#### What the exercise asks:
Transcribe the records exactly. Pictures do not belong in the transcription.

#### Source material:

########################################

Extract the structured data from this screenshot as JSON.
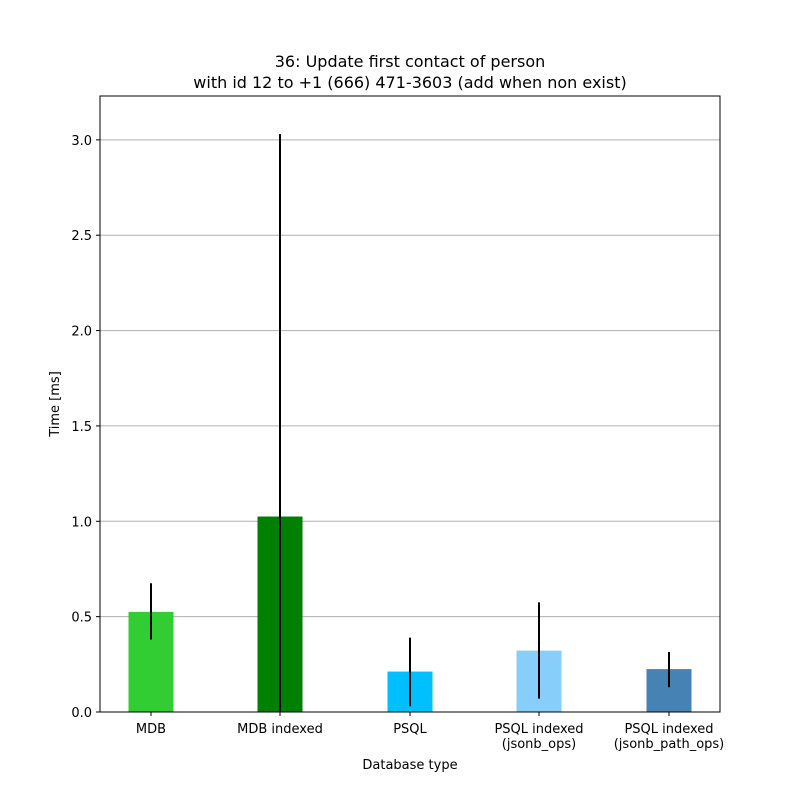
{
  "chart_data": {
    "type": "bar",
    "title_lines": [
      "36: Update first contact of person",
      "with id 12 to +1 (666) 471-3603 (add when non exist)"
    ],
    "xlabel": "Database type",
    "ylabel": "Time [ms]",
    "ylim": [
      0,
      3.23
    ],
    "yticks": [
      "0.0",
      "0.5",
      "1.0",
      "1.5",
      "2.0",
      "2.5",
      "3.0"
    ],
    "grid": "y",
    "categories": [
      [
        "MDB"
      ],
      [
        "MDB indexed"
      ],
      [
        "PSQL"
      ],
      [
        "PSQL indexed",
        "(jsonb_ops)"
      ],
      [
        "PSQL indexed",
        "(jsonb_path_ops)"
      ]
    ],
    "values": [
      0.525,
      1.025,
      0.212,
      0.322,
      0.225
    ],
    "errors": [
      [
        0.38,
        0.675
      ],
      [
        0.0,
        3.03
      ],
      [
        0.03,
        0.39
      ],
      [
        0.07,
        0.575
      ],
      [
        0.13,
        0.315
      ]
    ],
    "colors": [
      "#32cd32",
      "#008000",
      "#00bfff",
      "#87cefa",
      "#4682b4"
    ]
  }
}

########################################

#### Written reply:
Extract the structured data from this screenshot as JSON.
{
  "chart_data": {
    "type": "bar",
    "title_lines": [
      "36: Update first contact of person",
      "with id 12 to +1 (666) 471-3603 (add when non exist)"
    ],
    "xlabel": "Database type",
    "ylabel": "Time [ms]",
    "ylim": [
      0,
      3.23
    ],
    "yticks": [
      "0.0",
      "0.5",
      "1.0",
      "1.5",
      "2.0",
      "2.5",
      "3.0"
    ],
    "grid": "y",
    "categories": [
      [
        "MDB"
      ],
      [
        "MDB indexed"
      ],
      [
        "PSQL"
      ],
      [
        "PSQL indexed",
        "(jsonb_ops)"
      ],
      [
        "PSQL indexed",
        "(jsonb_path_ops)"
      ]
    ],
    "values": [
      0.525,
      1.025,
      0.212,
      0.322,
      0.225
    ],
    "errors": [
      [
        0.38,
        0.675
      ],
      [
        0.0,
        3.03
      ],
      [
        0.03,
        0.39
      ],
      [
        0.07,
        0.575
      ],
      [
        0.13,
        0.315
      ]
    ],
    "colors": [
      "#32cd32",
      "#008000",
      "#00bfff",
      "#87cefa",
      "#4682b4"
    ]
  }
}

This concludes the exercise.